▶ AIM
Scan the entries below for the word "label". Copy each line that has it.

▶ DATA FOR THIS TASK

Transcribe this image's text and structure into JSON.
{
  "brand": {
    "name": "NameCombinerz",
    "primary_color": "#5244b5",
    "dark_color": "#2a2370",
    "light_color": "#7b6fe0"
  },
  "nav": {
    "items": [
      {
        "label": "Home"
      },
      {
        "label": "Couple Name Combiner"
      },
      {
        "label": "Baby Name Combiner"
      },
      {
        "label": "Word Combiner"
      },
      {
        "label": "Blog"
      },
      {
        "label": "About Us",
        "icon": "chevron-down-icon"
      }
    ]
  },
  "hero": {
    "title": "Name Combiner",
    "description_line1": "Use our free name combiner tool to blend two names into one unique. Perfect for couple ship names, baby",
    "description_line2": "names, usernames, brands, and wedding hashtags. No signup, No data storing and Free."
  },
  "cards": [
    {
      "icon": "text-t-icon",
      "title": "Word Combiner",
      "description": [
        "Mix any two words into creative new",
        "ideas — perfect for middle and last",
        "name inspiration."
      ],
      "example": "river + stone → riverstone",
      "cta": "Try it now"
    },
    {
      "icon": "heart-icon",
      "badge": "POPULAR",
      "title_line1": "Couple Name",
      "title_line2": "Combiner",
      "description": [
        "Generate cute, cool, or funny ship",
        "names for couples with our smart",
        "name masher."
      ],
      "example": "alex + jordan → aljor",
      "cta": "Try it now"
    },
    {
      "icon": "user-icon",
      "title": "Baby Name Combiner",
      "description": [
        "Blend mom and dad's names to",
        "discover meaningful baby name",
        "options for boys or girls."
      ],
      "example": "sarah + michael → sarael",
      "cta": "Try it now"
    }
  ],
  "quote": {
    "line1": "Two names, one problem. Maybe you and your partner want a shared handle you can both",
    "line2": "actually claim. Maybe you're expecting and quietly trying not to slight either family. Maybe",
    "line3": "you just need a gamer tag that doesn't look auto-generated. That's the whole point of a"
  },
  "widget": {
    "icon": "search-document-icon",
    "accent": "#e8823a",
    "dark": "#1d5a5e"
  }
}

▶ EXERCISE RESPONSE
        "label": "Home"
        "label": "Couple Name Combiner"
        "label": "Baby Name Combiner"
        "label": "Word Combiner"
        "label": "Blog"
        "label": "About Us",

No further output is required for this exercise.